▸ Exercise aim: Examine each line of the data. Copy those that contain the string "JSON".

▸ Data for this task:

==============================

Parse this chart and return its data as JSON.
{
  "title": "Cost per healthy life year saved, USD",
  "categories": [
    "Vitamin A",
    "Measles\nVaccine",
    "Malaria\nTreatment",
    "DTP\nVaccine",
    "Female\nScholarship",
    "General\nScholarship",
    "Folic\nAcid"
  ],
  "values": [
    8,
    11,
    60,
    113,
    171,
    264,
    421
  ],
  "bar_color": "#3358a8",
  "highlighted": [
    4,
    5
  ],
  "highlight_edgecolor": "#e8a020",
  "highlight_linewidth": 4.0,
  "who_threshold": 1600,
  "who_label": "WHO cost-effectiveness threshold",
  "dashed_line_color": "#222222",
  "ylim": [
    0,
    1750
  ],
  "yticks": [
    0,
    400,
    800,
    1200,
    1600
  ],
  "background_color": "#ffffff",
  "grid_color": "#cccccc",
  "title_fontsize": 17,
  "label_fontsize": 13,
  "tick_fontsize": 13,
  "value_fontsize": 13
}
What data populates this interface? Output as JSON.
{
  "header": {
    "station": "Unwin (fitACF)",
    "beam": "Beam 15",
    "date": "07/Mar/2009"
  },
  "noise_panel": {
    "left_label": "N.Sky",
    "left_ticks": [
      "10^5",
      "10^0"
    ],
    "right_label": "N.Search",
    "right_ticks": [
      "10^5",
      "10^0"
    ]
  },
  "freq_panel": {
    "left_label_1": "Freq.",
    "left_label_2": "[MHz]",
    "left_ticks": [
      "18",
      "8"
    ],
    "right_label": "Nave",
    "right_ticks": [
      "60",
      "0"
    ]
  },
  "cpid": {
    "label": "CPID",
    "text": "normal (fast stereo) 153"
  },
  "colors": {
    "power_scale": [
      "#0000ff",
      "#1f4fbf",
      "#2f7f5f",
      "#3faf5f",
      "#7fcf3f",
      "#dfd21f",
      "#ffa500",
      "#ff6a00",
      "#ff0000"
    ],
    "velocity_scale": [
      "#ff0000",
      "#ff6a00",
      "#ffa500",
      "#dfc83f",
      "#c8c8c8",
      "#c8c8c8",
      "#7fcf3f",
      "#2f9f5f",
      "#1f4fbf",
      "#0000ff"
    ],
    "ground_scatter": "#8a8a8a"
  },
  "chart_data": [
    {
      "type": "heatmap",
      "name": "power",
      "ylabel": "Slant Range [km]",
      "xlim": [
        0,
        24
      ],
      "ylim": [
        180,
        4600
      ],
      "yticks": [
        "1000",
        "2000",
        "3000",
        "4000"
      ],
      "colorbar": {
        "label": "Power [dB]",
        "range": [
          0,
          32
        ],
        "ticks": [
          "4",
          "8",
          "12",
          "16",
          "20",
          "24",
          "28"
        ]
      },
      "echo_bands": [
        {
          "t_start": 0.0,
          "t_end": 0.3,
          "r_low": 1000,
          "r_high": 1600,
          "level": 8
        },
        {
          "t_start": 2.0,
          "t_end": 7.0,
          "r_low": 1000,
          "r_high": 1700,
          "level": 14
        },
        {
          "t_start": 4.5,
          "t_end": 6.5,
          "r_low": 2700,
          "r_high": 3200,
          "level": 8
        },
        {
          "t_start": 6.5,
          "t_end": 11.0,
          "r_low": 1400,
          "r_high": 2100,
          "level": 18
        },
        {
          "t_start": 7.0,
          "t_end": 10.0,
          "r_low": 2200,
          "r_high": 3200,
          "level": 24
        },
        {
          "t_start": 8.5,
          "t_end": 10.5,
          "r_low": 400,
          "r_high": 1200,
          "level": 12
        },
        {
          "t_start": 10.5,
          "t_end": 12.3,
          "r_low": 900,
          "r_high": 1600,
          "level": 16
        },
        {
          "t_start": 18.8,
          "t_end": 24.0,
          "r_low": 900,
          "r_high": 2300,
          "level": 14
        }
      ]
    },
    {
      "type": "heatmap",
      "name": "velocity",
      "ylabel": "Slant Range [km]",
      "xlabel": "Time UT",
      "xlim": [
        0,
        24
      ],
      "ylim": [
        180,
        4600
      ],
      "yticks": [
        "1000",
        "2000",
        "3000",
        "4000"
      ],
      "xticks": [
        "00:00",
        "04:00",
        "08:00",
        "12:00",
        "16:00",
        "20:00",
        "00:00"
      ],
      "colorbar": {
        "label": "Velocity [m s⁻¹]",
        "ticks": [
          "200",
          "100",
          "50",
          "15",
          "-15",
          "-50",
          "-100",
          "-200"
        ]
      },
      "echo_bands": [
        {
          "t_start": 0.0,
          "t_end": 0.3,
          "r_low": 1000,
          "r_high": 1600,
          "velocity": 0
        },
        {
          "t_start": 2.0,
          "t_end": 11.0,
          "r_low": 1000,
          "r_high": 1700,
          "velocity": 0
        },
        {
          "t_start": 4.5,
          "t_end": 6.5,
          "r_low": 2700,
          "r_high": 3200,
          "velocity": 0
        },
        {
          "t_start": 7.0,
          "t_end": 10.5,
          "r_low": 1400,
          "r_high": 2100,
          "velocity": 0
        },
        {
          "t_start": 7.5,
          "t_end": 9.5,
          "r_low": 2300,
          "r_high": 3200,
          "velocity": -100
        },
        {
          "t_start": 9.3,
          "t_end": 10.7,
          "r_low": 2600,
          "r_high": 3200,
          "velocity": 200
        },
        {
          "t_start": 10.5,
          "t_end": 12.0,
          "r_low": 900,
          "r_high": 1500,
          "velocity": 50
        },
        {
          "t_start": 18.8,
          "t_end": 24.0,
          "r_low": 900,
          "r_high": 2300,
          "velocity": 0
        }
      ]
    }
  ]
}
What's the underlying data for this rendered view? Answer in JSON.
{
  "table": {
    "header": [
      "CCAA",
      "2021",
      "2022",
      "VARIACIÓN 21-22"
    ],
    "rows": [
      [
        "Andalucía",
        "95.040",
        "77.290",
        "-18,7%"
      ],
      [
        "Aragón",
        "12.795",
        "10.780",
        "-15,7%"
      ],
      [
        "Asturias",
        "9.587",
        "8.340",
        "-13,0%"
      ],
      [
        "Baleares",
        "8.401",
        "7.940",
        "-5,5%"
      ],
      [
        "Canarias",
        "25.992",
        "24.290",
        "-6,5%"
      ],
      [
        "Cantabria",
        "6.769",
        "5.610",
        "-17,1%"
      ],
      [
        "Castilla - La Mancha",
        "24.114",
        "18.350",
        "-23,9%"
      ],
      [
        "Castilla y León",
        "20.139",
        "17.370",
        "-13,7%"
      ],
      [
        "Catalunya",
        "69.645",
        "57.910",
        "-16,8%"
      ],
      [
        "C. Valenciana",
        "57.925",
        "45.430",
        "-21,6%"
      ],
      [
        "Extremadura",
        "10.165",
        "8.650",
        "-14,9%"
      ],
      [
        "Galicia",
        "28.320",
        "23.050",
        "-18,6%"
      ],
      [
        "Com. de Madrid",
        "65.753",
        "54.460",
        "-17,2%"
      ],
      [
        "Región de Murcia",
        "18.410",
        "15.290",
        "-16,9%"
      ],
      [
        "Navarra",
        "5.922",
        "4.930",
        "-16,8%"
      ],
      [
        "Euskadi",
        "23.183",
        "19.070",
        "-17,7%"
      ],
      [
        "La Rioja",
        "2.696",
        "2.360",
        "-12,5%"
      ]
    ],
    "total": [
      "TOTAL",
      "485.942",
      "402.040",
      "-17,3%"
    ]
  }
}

==============================

▸ Solution for this problem:
Parse this chart and return its data as JSON.
What data populates this interface? Output as JSON.
What's the underlying data for this rendered view? Answer in JSON.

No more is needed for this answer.